— BEGIN EXTRACTED MATERIAL —

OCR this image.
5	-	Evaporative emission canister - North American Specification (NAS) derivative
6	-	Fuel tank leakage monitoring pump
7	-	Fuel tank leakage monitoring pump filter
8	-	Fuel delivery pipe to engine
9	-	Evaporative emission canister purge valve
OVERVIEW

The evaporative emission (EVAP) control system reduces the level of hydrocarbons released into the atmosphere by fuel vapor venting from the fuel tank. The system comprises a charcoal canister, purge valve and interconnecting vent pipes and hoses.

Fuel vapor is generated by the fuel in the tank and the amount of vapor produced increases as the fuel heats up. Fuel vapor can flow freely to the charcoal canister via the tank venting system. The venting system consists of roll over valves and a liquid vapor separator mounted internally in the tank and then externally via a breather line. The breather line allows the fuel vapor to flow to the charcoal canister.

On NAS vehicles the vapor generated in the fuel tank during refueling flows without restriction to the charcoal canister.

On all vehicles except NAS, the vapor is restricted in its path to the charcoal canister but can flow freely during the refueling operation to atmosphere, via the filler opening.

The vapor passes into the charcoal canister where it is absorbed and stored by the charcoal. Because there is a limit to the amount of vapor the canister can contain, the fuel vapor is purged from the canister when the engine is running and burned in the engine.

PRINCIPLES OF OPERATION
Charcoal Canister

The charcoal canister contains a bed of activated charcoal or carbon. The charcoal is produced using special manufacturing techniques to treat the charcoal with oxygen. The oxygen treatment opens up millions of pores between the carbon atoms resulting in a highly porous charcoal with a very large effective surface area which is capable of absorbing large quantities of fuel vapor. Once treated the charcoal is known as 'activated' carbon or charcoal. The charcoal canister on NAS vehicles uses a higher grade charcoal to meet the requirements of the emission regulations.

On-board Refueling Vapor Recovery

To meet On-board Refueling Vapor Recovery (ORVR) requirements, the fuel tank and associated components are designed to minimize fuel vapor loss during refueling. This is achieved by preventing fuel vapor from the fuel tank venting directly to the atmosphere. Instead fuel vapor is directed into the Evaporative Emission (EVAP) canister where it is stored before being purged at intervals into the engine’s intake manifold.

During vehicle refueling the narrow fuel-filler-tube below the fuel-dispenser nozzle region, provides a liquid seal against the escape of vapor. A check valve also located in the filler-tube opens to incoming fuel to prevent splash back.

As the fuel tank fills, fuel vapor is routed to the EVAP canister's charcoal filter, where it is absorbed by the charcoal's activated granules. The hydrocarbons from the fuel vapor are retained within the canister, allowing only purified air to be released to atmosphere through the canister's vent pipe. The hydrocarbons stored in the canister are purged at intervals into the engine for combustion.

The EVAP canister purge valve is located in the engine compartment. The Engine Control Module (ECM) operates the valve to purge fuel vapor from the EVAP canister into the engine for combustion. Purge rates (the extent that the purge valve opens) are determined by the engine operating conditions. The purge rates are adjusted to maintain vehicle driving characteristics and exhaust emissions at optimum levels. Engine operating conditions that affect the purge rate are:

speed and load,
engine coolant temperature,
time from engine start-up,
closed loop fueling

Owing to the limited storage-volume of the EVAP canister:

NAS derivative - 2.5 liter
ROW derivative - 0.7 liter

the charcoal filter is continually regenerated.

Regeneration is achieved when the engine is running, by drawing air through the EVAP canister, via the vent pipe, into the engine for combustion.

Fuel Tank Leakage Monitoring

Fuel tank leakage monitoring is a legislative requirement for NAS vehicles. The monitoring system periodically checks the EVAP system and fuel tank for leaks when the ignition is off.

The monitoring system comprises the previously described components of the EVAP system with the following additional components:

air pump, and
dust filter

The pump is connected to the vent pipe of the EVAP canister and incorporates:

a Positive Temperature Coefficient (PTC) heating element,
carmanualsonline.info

— END EXTRACTED MATERIAL —

▶ [EXERCISE]: Each line above must be printed exactly as it appears.

▶ [EXERCISE RESPONSE]:
OCR this image.
5	-	Evaporative emission canister - North American Specification (NAS) derivative
6	-	Fuel tank leakage monitoring pump
7	-	Fuel tank leakage monitoring pump filter
8	-	Fuel delivery pipe to engine
9	-	Evaporative emission canister purge valve
OVERVIEW

The evaporative emission (EVAP) control system reduces the level of hydrocarbons released into the atmosphere by fuel vapor venting from the fuel tank. The system comprises a charcoal canister, purge valve and interconnecting vent pipes and hoses.

Fuel vapor is generated by the fuel in the tank and the amount of vapor produced increases as the fuel heats up. Fuel vapor can flow freely to the charcoal canister via the tank venting system. The venting system consists of roll over valves and a liquid vapor separator mounted internally in the tank and then externally via a breather line. The breather line allows the fuel vapor to flow to the charcoal canister.

On NAS vehicles the vapor generated in the fuel tank during refueling flows without restriction to the charcoal canister.

On all vehicles except NAS, the vapor is restricted in its path to the charcoal canister but can flow freely during the refueling operation to atmosphere, via the filler opening.

The vapor passes into the charcoal canister where it is absorbed and stored by the charcoal. Because there is a limit to the amount of vapor the canister can contain, the fuel vapor is purged from the canister when the engine is running and burned in the engine.

PRINCIPLES OF OPERATION
Charcoal Canister

The charcoal canister contains a bed of activated charcoal or carbon. The charcoal is produced using special manufacturing techniques to treat the charcoal with oxygen. The oxygen treatment opens up millions of pores between the carbon atoms resulting in a highly porous charcoal with a very large effective surface area which is capable of absorbing large quantities of fuel vapor. Once treated the charcoal is known as 'activated' carbon or charcoal. The charcoal canister on NAS vehicles uses a higher grade charcoal to meet the requirements of the emission regulations.

On-board Refueling Vapor Recovery

To meet On-board Refueling Vapor Recovery (ORVR) requirements, the fuel tank and associated components are designed to minimize fuel vapor loss during refueling. This is achieved by preventing fuel vapor from the fuel tank venting directly to the atmosphere. Instead fuel vapor is directed into the Evaporative Emission (EVAP) canister where it is stored before being purged at intervals into the engine’s intake manifold.

During vehicle refueling the narrow fuel-filler-tube below the fuel-dispenser nozzle region, provides a liquid seal against the escape of vapor. A check valve also located in the filler-tube opens to incoming fuel to prevent splash back.

As the fuel tank fills, fuel vapor is routed to the EVAP canister's charcoal filter, where it is absorbed by the charcoal's activated granules. The hydrocarbons from the fuel vapor are retained within the canister, allowing only purified air to be released to atmosphere through the canister's vent pipe. The hydrocarbons stored in the canister are purged at intervals into the engine for combustion.

The EVAP canister purge valve is located in the engine compartment. The Engine Control Module (ECM) operates the valve to purge fuel vapor from the EVAP canister into the engine for combustion. Purge rates (the extent that the purge valve opens) are determined by the engine operating conditions. The purge rates are adjusted to maintain vehicle driving characteristics and exhaust emissions at optimum levels. Engine operating conditions that affect the purge rate are:

speed and load,
engine coolant temperature,
time from engine start-up,
closed loop fueling

Owing to the limited storage-volume of the EVAP canister:

NAS derivative - 2.5 liter
ROW derivative - 0.7 liter

the charcoal filter is continually regenerated.

Regeneration is achieved when the engine is running, by drawing air through the EVAP canister, via the vent pipe, into the engine for combustion.

Fuel Tank Leakage Monitoring

Fuel tank leakage monitoring is a legislative requirement for NAS vehicles. The monitoring system periodically checks the EVAP system and fuel tank for leaks when the ignition is off.

The monitoring system comprises the previously described components of the EVAP system with the following additional components:

air pump, and
dust filter

The pump is connected to the vent pipe of the EVAP canister and incorporates:

a Positive Temperature Coefficient (PTC) heating element,
carmanualsonline.info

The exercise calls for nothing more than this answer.